Please report every line from the material that contains the word "with".
____ Material supplied
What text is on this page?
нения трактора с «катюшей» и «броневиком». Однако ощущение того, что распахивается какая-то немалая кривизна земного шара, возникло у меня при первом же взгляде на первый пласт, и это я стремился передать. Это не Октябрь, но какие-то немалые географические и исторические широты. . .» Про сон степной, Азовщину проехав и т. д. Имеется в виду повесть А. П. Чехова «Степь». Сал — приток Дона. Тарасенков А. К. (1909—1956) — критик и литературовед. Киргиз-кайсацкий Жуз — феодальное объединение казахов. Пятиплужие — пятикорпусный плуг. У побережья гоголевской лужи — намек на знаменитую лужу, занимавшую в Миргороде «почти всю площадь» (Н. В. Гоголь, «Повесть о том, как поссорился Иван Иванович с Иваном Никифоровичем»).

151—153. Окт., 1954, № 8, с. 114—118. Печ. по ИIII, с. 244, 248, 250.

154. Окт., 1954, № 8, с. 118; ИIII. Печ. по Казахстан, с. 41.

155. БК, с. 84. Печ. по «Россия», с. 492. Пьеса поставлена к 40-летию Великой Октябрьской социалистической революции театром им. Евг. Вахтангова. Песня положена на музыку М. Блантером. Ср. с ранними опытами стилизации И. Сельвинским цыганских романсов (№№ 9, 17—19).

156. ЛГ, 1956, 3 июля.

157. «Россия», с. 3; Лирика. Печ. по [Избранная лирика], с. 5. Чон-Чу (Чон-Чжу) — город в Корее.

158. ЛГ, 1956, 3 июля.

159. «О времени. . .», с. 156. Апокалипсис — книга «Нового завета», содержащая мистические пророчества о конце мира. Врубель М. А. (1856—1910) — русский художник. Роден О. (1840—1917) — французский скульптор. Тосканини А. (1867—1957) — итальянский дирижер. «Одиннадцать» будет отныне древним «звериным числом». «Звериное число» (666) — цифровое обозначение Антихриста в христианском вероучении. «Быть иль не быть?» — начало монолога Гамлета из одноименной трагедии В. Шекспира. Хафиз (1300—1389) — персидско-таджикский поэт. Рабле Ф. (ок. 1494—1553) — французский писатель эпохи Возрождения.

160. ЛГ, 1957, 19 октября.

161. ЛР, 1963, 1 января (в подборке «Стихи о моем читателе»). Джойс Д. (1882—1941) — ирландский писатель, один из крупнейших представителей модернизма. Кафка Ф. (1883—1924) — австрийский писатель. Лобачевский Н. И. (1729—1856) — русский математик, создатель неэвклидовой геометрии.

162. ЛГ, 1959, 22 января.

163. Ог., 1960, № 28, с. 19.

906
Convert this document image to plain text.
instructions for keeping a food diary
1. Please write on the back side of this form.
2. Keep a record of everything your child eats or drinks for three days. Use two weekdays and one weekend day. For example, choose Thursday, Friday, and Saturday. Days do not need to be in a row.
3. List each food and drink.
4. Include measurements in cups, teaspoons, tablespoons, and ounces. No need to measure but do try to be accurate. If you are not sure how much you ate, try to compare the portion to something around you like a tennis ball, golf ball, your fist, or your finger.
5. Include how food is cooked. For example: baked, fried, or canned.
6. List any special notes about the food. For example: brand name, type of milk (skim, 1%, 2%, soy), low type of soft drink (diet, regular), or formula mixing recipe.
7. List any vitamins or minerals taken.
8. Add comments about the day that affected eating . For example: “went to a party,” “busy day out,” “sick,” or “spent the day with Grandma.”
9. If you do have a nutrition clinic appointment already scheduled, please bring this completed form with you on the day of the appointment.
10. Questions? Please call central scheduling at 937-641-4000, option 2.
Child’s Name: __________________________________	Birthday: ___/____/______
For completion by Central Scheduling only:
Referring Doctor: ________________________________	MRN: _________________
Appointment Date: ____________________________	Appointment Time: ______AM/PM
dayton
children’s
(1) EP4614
________
Exercise output:
8. Add comments about the day that affected eating . For example: “went to a party,” “busy day out,” “sick,” or “spent the day with Grandma.”
9. If you do have a nutrition clinic appointment already scheduled, please bring this completed form with you on the day of the appointment.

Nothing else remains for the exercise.